* REQUIREMENTS *
Read the records below and copy each line that contains "document".

* BEGIN *

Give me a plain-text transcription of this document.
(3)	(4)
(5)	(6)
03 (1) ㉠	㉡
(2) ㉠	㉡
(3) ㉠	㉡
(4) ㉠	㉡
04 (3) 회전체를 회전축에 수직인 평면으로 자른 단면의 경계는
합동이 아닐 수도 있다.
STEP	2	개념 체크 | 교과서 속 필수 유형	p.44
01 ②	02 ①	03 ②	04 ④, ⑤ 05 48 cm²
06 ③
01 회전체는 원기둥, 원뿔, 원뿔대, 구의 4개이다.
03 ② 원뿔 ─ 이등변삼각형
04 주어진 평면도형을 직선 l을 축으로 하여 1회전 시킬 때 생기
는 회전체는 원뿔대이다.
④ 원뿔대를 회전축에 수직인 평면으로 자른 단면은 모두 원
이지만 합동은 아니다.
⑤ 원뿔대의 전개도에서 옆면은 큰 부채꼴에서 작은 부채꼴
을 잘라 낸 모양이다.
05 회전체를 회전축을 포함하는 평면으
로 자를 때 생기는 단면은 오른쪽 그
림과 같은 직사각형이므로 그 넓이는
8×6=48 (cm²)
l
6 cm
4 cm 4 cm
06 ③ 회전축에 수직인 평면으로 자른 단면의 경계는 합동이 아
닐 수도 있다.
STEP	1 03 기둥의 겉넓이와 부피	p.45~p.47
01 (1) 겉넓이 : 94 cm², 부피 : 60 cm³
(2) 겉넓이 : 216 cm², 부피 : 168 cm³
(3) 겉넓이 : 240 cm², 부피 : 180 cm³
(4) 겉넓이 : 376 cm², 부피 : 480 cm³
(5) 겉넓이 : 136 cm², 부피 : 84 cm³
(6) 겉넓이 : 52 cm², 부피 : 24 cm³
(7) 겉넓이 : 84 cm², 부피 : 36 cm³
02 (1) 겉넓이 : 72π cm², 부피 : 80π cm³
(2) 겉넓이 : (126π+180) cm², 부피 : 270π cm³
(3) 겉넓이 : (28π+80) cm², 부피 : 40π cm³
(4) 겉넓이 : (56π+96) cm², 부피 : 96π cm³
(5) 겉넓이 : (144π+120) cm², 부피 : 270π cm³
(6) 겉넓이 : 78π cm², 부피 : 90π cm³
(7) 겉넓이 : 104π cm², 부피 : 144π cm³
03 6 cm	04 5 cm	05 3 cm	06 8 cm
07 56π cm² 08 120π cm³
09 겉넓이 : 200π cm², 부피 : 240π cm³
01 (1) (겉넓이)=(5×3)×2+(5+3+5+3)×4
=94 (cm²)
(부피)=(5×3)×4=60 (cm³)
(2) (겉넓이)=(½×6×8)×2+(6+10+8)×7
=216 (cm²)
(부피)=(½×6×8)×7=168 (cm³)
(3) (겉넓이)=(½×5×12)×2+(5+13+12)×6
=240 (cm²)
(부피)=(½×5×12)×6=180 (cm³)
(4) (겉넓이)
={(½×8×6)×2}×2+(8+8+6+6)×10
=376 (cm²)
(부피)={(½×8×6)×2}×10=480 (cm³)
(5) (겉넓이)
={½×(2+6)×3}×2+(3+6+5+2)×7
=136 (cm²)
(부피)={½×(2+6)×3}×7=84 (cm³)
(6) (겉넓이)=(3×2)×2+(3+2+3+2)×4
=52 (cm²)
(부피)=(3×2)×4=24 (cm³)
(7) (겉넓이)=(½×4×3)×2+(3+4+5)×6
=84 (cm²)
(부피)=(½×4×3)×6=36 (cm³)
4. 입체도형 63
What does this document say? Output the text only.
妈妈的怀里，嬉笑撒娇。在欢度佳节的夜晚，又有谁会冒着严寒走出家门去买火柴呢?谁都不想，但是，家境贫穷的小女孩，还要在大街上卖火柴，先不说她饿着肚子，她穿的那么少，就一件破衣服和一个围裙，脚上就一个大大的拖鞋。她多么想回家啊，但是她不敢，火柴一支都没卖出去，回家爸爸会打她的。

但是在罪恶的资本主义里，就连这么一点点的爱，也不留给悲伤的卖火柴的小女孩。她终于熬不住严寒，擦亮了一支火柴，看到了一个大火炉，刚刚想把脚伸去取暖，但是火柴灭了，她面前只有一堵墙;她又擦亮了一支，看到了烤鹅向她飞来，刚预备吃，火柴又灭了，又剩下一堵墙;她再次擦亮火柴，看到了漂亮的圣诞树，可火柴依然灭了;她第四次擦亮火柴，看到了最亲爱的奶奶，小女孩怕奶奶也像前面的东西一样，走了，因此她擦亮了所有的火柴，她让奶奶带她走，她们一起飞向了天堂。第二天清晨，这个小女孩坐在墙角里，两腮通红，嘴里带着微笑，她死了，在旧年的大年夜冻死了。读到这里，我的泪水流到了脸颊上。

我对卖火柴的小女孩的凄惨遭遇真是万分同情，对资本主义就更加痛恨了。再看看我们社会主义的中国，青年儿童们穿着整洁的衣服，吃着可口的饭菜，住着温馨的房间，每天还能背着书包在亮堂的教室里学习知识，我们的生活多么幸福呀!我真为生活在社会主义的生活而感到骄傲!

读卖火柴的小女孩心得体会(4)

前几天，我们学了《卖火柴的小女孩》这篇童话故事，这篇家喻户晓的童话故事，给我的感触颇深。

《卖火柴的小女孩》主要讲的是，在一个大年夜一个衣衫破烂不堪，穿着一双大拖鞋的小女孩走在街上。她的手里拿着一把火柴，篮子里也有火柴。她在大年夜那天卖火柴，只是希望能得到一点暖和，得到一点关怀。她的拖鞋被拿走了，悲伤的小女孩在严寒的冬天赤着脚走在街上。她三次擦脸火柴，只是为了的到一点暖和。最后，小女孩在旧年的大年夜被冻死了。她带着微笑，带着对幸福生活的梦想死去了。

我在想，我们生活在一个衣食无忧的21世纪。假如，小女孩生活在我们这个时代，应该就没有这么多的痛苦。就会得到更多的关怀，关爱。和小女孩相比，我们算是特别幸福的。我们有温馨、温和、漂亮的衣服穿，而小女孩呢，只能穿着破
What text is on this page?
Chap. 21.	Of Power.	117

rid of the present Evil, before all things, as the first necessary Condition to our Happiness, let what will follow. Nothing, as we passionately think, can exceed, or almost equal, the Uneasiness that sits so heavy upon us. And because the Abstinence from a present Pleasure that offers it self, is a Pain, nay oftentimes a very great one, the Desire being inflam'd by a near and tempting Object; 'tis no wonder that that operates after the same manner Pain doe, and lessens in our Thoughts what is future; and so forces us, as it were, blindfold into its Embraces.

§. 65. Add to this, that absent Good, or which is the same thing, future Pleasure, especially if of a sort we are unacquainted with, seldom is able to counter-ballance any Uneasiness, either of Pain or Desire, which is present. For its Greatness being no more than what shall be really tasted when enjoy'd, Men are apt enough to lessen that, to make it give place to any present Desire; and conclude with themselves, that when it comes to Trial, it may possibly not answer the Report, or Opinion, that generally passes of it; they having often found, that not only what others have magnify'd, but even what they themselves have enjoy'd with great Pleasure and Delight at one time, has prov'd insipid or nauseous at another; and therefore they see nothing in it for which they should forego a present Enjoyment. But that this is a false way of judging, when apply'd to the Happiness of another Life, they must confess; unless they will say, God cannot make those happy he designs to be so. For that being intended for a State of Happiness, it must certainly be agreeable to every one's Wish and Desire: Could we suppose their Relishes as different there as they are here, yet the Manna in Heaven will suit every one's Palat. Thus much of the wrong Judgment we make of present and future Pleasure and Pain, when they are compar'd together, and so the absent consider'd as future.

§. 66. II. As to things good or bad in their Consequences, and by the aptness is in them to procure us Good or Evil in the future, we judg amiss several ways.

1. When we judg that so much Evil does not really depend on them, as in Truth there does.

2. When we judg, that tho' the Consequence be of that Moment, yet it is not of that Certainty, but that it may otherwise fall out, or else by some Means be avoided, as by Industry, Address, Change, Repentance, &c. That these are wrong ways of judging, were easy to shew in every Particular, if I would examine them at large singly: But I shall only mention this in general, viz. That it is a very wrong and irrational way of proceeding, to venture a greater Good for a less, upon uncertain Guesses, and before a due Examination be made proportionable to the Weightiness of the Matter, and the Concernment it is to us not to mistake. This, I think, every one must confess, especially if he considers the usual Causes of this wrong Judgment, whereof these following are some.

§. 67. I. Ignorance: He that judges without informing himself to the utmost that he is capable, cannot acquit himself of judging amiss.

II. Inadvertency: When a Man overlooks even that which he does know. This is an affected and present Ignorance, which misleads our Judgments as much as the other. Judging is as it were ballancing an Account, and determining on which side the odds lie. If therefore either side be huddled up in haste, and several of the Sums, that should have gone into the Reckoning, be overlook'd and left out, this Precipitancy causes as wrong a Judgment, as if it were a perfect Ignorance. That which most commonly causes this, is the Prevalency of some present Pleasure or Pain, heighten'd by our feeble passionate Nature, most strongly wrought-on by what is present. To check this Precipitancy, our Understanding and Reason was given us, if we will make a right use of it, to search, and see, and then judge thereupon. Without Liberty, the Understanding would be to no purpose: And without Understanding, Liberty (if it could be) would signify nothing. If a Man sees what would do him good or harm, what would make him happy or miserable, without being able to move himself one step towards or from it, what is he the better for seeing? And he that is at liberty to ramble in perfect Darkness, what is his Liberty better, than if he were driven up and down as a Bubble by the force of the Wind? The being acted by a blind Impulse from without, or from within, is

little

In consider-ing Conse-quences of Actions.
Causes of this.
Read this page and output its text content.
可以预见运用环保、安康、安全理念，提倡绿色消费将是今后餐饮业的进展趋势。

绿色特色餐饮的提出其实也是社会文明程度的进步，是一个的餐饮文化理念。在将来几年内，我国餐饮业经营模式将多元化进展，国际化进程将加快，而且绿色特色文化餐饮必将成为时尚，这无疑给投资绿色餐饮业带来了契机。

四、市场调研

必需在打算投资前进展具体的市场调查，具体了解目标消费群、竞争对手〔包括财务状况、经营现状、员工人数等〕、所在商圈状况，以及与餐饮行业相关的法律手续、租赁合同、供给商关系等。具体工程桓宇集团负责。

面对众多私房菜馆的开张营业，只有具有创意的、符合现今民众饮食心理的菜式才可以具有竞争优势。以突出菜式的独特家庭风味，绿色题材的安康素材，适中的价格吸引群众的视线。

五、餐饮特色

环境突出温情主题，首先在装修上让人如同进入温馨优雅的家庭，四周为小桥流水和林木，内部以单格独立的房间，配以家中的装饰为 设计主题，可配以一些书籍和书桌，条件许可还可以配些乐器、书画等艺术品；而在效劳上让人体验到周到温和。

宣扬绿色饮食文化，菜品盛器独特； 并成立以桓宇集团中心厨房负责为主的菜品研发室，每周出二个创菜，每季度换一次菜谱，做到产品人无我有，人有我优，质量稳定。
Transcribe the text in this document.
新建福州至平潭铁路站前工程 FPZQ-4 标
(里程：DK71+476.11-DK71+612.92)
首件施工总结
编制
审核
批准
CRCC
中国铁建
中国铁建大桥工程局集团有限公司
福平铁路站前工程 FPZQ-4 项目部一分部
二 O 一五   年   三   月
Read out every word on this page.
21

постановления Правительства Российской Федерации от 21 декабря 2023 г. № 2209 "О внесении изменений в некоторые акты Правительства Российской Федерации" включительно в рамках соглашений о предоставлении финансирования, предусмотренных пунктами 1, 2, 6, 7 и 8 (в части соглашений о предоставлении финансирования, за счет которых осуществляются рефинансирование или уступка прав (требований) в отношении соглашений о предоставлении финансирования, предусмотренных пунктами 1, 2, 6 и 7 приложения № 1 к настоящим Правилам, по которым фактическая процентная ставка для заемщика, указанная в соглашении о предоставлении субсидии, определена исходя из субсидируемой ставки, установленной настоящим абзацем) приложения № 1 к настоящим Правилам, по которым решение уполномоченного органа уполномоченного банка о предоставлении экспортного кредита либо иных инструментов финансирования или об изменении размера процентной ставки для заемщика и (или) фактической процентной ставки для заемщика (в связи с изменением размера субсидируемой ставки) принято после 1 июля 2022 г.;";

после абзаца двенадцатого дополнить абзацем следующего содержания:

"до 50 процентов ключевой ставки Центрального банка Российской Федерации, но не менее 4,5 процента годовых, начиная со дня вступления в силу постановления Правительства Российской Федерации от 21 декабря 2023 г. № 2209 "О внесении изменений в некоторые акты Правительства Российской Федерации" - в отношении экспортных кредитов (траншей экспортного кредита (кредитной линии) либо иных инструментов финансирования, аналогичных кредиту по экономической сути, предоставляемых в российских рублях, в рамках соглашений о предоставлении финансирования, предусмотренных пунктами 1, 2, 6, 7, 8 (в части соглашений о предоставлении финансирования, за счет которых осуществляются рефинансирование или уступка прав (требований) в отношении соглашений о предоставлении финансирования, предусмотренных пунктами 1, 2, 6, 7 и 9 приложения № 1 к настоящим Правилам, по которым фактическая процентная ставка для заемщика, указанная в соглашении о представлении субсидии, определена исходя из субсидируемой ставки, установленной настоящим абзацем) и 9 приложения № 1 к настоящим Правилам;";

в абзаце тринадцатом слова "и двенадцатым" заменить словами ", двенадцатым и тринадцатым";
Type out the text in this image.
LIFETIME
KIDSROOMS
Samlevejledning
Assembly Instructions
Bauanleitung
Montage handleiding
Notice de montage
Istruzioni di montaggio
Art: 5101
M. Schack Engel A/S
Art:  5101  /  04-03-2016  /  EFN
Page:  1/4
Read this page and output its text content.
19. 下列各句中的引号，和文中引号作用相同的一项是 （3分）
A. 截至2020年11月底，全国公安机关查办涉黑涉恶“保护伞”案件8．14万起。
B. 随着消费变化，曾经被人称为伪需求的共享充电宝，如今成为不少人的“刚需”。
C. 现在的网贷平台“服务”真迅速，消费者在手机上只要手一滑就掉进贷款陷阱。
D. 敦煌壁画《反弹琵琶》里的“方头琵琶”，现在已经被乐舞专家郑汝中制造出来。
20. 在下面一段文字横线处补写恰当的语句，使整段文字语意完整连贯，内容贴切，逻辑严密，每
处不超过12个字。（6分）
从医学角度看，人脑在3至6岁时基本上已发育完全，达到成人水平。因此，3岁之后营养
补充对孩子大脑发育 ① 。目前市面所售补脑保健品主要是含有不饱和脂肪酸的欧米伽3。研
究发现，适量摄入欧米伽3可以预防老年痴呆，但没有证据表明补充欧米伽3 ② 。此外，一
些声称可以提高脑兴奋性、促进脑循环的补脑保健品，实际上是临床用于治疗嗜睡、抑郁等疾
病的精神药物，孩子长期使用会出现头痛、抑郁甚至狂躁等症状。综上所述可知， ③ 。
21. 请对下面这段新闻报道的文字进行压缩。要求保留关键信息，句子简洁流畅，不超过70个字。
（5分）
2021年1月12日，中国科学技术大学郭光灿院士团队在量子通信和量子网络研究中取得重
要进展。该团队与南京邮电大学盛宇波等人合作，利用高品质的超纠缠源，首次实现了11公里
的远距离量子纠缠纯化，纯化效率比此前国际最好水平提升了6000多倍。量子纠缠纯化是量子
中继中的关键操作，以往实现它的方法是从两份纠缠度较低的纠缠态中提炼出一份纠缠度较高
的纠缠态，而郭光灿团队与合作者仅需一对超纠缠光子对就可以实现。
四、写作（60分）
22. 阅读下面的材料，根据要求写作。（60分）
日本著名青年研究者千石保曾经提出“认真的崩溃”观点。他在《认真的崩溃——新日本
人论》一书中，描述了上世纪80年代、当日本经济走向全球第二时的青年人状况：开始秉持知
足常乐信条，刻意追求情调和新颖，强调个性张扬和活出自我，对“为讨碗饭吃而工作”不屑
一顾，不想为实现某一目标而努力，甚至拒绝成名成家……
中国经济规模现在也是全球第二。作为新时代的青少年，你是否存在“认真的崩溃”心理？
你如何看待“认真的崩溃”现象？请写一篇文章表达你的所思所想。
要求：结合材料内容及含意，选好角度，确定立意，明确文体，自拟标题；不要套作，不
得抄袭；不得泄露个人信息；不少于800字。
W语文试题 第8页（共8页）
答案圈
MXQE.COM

* END *

* TASK SOLUTION *
Give me a plain-text transcription of this document.
What does this document say? Output the text only.
Transcribe the text in this document.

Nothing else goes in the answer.